▶ TASK DATA
## BEGIN

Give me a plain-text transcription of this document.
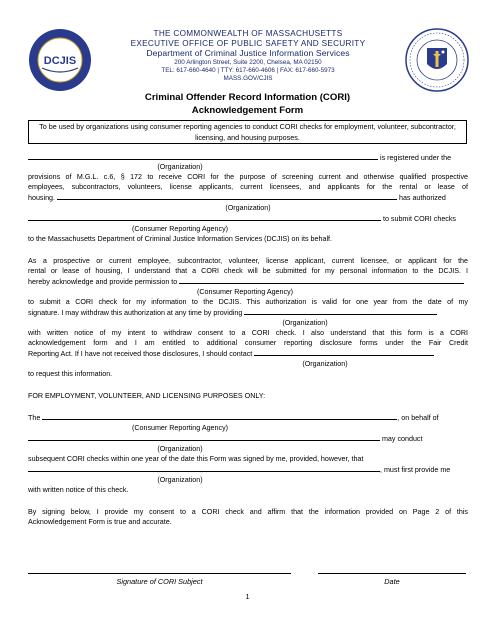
DCJIS
THE COMMONWEALTH OF MASSACHUSETTS
EXECUTIVE OFFICE OF PUBLIC SAFETY AND SECURITY
Department of Criminal Justice Information Services
200 Arlington Street, Suite 2200, Chelsea, MA 02150
TEL: 617-660-4640 | TTY: 617-660-4606 | FAX: 617-660-5973
MASS.GOV/CJIS
Criminal Offender Record Information (CORI)
Acknowledgement Form
To be used by organizations using consumer reporting agencies to conduct CORI checks for employment, volunteer, subcontractor, licensing, and housing purposes.
is registered under the
(Organization)
provisions of M.G.L. c.6, § 172 to receive CORI for the purpose of screening current and otherwise qualified prospective
employees, subcontractors, volunteers, license applicants, current licensees, and applicants for the rental or lease of
housing.	has authorized
(Organization)
to submit CORI checks
(Consumer Reporting Agency)
to the Massachusetts Department of Criminal Justice Information Services (DCJIS) on its behalf.
As a prospective or current employee, subcontractor, volunteer, license applicant, current licensee, or applicant for the
rental or lease of housing, I understand that a CORI check will be submitted for my personal information to the DCJIS. I
hereby acknowledge and provide permission to
(Consumer Reporting Agency)
to submit a CORI check for my information to the DCJIS. This authorization is valid for one year from the date of my
signature. I may withdraw this authorization at any time by providing
(Organization)
with written notice of my intent to withdraw consent to a CORI check. I also understand that this form is a CORI
acknowledgement form and I am entitled to additional consumer reporting disclosure forms under the Fair Credit
Reporting Act. If I have not received those disclosures, I should contact
(Organization)
to request this information.
FOR EMPLOYMENT, VOLUNTEER, AND LICENSING PURPOSES ONLY:
The	, on behalf of
(Consumer Reporting Agency)
may conduct
(Organization)
subsequent CORI checks within one year of the date this Form was signed by me, provided, however, that
, must first provide me
(Organization)
with written notice of this check.
By signing below, I provide my consent to a CORI check and affirm that the information provided on Page 2 of this
Acknowledgement Form is true and accurate.
Signature of CORI Subject	Date
1
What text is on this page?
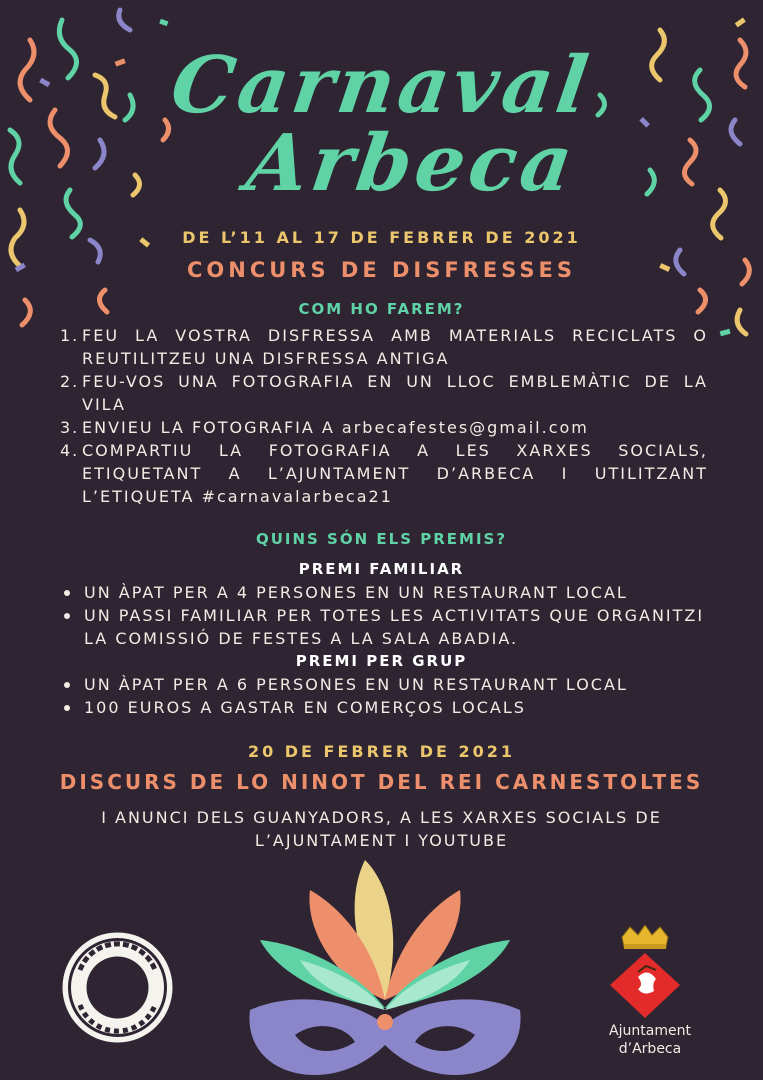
Carnaval
Arbeca
DE L’11 AL 17 DE FEBRER DE 2021
CONCURS DE DISFRESSES
COM HO FAREM?
1. FEU LA VOSTRA DISFRESSA AMB MATERIALS RECICLATS O REUTILITZEU UNA DISFRESSA ANTIGA
2. FEU-VOS UNA FOTOGRAFIA EN UN LLOC EMBLEMÀTIC DE LA VILA
3. ENVIEU LA FOTOGRAFIA A arbecafestes@gmail.com
4. COMPARTIU LA FOTOGRAFIA A LES XARXES SOCIALS, ETIQUETANT A L’AJUNTAMENT D’ARBECA I UTILITZANT L’ETIQUETA #carnavalarbeca21
QUINS SÓN ELS PREMIS?
PREMI FAMILIAR
UN ÀPAT PER A 4 PERSONES EN UN RESTAURANT LOCAL
UN PASSI FAMILIAR PER TOTES LES ACTIVITATS QUE ORGANITZI LA COMISSIÓ DE FESTES A LA SALA ABADIA.
PREMI PER GRUP
UN ÀPAT PER A 6 PERSONES EN UN RESTAURANT LOCAL
100 EUROS A GASTAR EN COMERÇOS LOCALS
20 DE FEBRER DE 2021
DISCURS DE LO NINOT DEL REI CARNESTOLTES
I ANUNCI DELS GUANYADORS, A LES XARXES SOCIALS DE L’AJUNTAMENT I YOUTUBE
Ajuntament
d’Arbeca
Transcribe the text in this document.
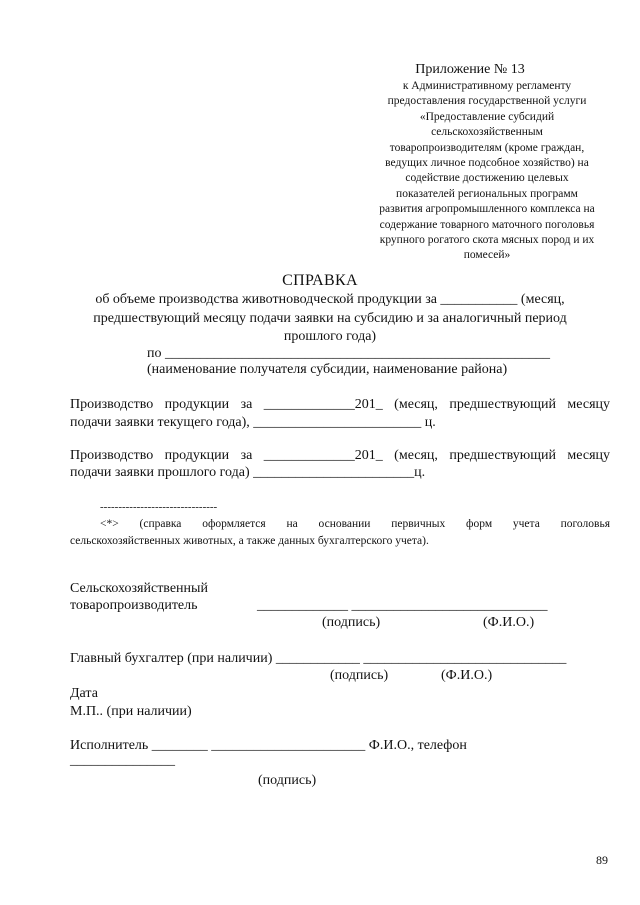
Приложение № 13
к Административному регламенту
предоставления государственной услуги
«Предоставление субсидий
сельскохозяйственным
товаропроизводителям (кроме граждан,
ведущих личное подсобное хозяйство) на
содействие достижению целевых
показателей региональных программ
развития агропромышленного комплекса на
содержание товарного маточного поголовья
крупного рогатого скота мясных пород и их
помесей»
СПРАВКА
об объеме производства животноводческой продукции за ___________ (месяц,
предшествующий месяцу подачи заявки на субсидию и за аналогичный период
прошлого года)
по _______________________________________________________
(наименование получателя субсидии, наименование района)
Производство продукции за _____________201_ (месяц, предшествующий месяцу
подачи заявки текущего года), ________________________ ц.
Производство продукции за _____________201_ (месяц, предшествующий месяцу
подачи заявки прошлого года) _______________________ц.
--------------------------------
<*> (справка оформляется на основании первичных форм учета поголовья
сельскохозяйственных животных, а также данных бухгалтерского учета).
Сельскохозяйственный
товаропроизводитель	_____________ ____________________________
(подпись)	(Ф.И.О.)
Главный бухгалтер (при наличии) ____________ _____________________________
(подпись)	(Ф.И.О.)
Дата
М.П.. (при наличии)
Исполнитель ________ ______________________ Ф.И.О., телефон
_______________
(подпись)
89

## END

Collect from the data above every line that includes "housing".

To be used by organizations using consumer reporting agencies to conduct CORI checks for employment, volunteer, subcontractor, licensing, and housing purposes.
housing.	has authorized
rental or lease of housing, I understand that a CORI check will be submitted for my personal information to the DCJIS. I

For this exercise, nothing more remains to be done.